Description of the task:
Tally the lines containing the word "text" and give the total alone.

Entries supplied:
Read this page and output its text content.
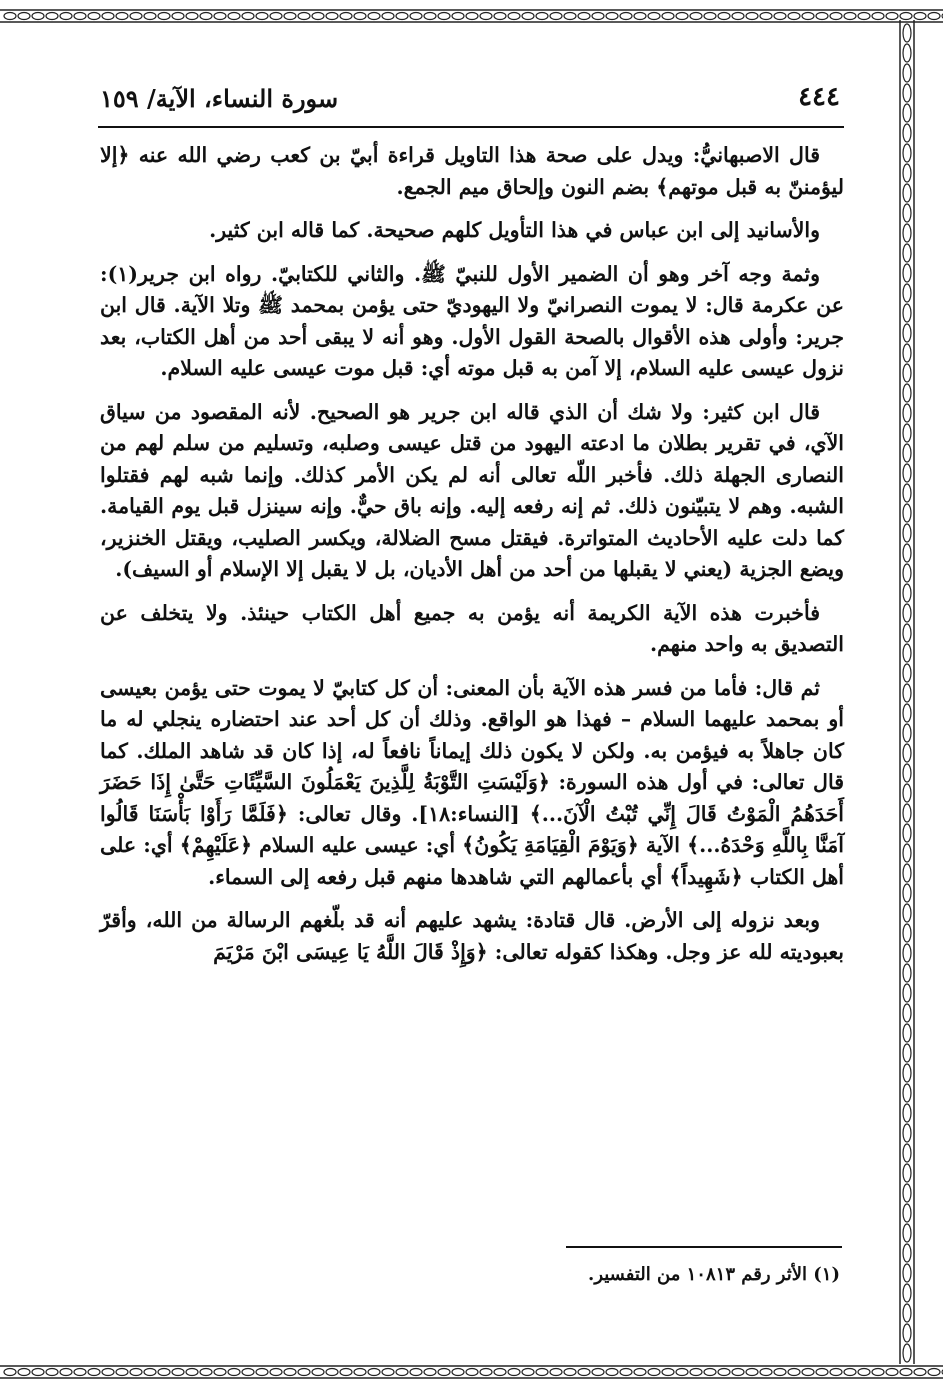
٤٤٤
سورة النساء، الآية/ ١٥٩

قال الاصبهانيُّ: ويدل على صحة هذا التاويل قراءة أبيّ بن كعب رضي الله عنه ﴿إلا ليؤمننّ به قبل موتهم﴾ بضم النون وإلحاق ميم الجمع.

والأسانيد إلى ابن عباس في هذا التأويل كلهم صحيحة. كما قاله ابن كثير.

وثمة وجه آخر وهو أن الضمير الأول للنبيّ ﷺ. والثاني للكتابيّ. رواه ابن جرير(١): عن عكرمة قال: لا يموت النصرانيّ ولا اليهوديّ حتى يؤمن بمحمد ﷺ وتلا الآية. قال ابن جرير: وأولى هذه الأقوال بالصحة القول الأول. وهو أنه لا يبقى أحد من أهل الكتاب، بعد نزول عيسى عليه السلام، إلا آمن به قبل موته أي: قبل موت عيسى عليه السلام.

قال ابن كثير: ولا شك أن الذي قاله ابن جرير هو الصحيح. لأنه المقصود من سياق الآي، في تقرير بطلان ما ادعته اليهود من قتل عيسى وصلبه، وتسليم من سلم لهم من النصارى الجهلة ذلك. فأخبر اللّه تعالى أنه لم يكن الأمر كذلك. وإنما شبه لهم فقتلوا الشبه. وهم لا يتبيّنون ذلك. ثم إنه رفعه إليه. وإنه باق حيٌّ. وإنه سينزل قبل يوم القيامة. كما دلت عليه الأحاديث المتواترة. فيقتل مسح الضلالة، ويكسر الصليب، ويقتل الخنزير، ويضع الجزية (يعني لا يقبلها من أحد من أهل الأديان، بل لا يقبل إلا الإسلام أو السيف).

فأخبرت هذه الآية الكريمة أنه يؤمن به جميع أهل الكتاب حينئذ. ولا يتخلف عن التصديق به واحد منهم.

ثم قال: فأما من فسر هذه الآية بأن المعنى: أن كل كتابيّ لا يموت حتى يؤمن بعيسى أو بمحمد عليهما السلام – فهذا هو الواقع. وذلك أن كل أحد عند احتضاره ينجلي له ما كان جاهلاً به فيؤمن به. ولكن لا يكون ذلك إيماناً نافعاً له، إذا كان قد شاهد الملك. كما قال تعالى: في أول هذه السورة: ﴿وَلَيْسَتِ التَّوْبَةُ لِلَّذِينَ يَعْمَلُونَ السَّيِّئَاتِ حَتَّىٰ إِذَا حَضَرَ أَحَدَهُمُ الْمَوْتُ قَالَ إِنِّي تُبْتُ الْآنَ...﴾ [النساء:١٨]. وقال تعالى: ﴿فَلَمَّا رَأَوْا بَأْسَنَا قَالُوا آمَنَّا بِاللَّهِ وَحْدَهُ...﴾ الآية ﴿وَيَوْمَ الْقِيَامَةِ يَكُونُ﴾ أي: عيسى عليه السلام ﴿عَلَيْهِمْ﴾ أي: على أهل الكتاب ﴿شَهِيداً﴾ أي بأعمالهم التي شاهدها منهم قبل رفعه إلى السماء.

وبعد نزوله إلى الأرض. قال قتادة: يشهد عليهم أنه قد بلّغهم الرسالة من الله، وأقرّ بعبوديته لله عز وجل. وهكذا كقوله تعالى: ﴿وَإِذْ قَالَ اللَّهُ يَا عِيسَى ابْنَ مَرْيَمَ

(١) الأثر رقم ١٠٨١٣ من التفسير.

* * *

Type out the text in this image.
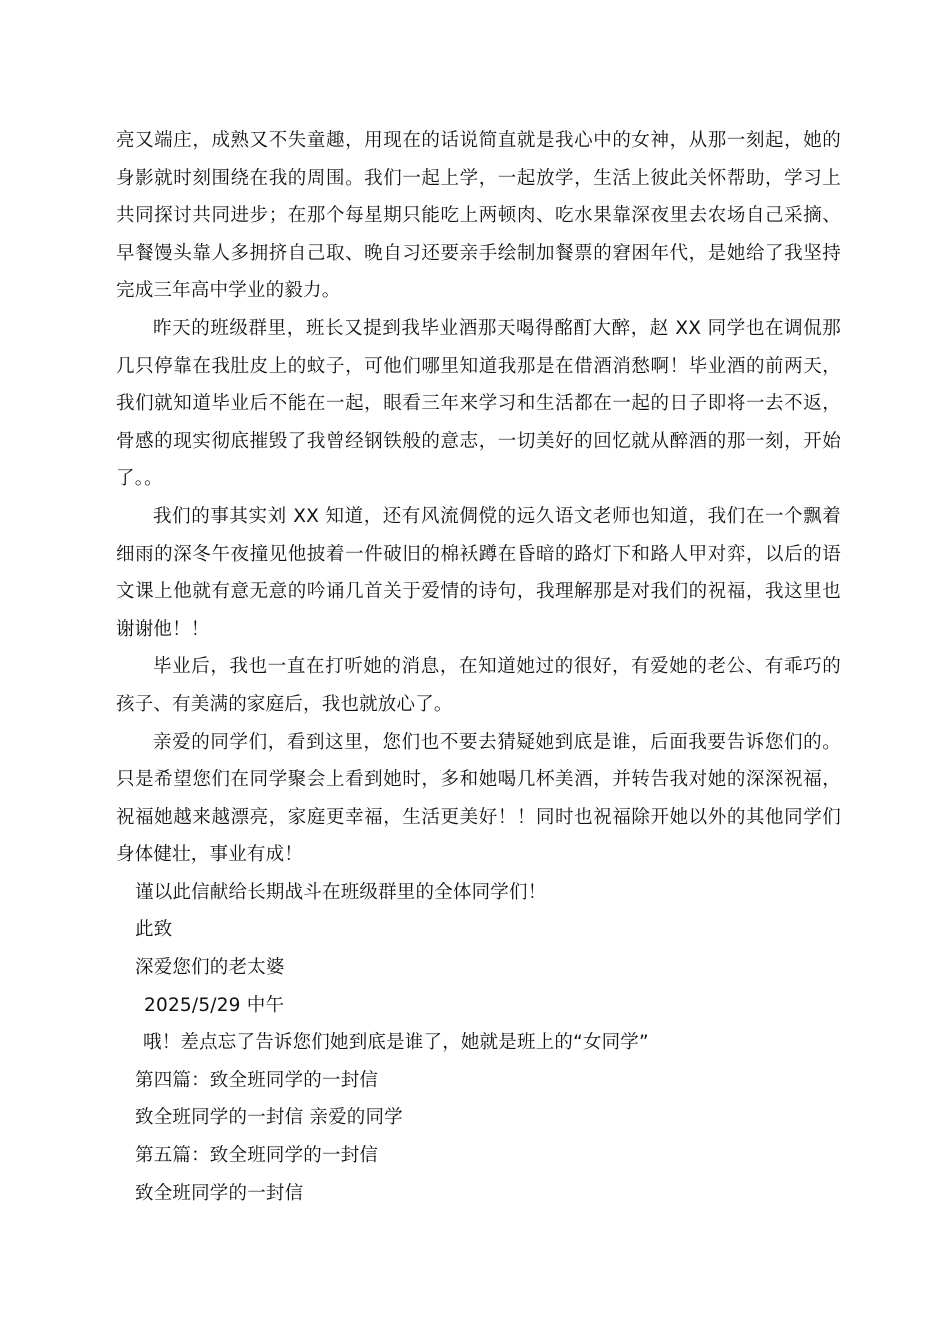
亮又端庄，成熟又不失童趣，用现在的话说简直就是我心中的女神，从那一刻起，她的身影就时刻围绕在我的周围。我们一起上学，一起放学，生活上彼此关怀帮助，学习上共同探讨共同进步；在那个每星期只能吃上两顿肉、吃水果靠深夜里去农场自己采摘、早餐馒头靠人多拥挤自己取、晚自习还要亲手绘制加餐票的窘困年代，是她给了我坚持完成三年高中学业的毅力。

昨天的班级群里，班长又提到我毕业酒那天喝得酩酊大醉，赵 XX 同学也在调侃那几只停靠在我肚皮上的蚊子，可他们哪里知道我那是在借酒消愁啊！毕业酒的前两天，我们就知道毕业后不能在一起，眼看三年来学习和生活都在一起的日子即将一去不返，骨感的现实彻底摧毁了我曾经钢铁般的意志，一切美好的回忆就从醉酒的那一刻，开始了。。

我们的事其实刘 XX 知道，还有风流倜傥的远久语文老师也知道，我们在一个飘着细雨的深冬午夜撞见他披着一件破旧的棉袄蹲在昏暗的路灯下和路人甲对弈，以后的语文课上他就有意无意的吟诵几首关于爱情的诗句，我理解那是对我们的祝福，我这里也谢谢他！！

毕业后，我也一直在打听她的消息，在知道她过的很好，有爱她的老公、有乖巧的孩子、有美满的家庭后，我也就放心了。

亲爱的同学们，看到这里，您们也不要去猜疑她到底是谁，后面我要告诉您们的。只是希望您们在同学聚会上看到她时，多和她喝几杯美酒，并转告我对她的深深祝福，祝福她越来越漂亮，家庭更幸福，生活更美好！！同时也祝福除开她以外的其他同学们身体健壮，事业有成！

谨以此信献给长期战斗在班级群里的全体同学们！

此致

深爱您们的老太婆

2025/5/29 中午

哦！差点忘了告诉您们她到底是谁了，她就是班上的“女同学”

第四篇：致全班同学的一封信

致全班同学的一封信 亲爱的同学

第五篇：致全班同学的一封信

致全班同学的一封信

Output of the task:
2